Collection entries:
────────────────────────────────────────

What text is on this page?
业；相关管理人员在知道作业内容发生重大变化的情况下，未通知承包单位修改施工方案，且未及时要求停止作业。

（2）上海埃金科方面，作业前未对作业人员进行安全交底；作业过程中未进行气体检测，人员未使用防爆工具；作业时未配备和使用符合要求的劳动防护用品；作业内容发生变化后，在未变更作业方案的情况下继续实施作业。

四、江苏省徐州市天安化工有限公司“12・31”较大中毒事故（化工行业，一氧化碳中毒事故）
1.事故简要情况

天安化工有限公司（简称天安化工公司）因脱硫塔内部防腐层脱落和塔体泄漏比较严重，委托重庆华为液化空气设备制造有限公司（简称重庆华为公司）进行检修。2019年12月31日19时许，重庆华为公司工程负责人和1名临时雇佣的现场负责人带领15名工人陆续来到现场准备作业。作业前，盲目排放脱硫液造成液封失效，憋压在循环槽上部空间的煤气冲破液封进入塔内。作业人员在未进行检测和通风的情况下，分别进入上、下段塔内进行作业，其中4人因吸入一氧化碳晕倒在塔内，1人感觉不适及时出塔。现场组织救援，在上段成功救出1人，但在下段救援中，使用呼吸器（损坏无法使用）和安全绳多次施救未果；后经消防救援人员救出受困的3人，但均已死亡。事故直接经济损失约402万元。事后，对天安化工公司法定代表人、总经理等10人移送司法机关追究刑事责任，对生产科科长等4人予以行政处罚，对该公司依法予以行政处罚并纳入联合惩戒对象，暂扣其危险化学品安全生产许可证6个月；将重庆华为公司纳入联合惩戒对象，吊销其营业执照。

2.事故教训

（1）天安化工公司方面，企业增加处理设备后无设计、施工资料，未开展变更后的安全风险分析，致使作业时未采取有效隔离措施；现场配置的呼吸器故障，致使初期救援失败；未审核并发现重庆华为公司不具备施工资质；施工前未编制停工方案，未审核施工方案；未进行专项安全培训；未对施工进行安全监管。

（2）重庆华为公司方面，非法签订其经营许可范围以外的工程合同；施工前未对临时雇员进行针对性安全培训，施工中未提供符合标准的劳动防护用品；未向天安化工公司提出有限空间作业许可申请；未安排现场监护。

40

────────────────────────────────────────

# TASK GOAL:
Reproduce every line above without error.

# OUTPUT FOR THIS TASK:
What text is on this page?
业；相关管理人员在知道作业内容发生重大变化的情况下，未通知承包单位修改施工方案，且未及时要求停止作业。

（2）上海埃金科方面，作业前未对作业人员进行安全交底；作业过程中未进行气体检测，人员未使用防爆工具；作业时未配备和使用符合要求的劳动防护用品；作业内容发生变化后，在未变更作业方案的情况下继续实施作业。

四、江苏省徐州市天安化工有限公司“12・31”较大中毒事故（化工行业，一氧化碳中毒事故）
1.事故简要情况

天安化工有限公司（简称天安化工公司）因脱硫塔内部防腐层脱落和塔体泄漏比较严重，委托重庆华为液化空气设备制造有限公司（简称重庆华为公司）进行检修。2019年12月31日19时许，重庆华为公司工程负责人和1名临时雇佣的现场负责人带领15名工人陆续来到现场准备作业。作业前，盲目排放脱硫液造成液封失效，憋压在循环槽上部空间的煤气冲破液封进入塔内。作业人员在未进行检测和通风的情况下，分别进入上、下段塔内进行作业，其中4人因吸入一氧化碳晕倒在塔内，1人感觉不适及时出塔。现场组织救援，在上段成功救出1人，但在下段救援中，使用呼吸器（损坏无法使用）和安全绳多次施救未果；后经消防救援人员救出受困的3人，但均已死亡。事故直接经济损失约402万元。事后，对天安化工公司法定代表人、总经理等10人移送司法机关追究刑事责任，对生产科科长等4人予以行政处罚，对该公司依法予以行政处罚并纳入联合惩戒对象，暂扣其危险化学品安全生产许可证6个月；将重庆华为公司纳入联合惩戒对象，吊销其营业执照。

2.事故教训

（1）天安化工公司方面，企业增加处理设备后无设计、施工资料，未开展变更后的安全风险分析，致使作业时未采取有效隔离措施；现场配置的呼吸器故障，致使初期救援失败；未审核并发现重庆华为公司不具备施工资质；施工前未编制停工方案，未审核施工方案；未进行专项安全培训；未对施工进行安全监管。

（2）重庆华为公司方面，非法签订其经营许可范围以外的工程合同；施工前未对临时雇员进行针对性安全培训，施工中未提供符合标准的劳动防护用品；未向天安化工公司提出有限空间作业许可申请；未安排现场监护。

40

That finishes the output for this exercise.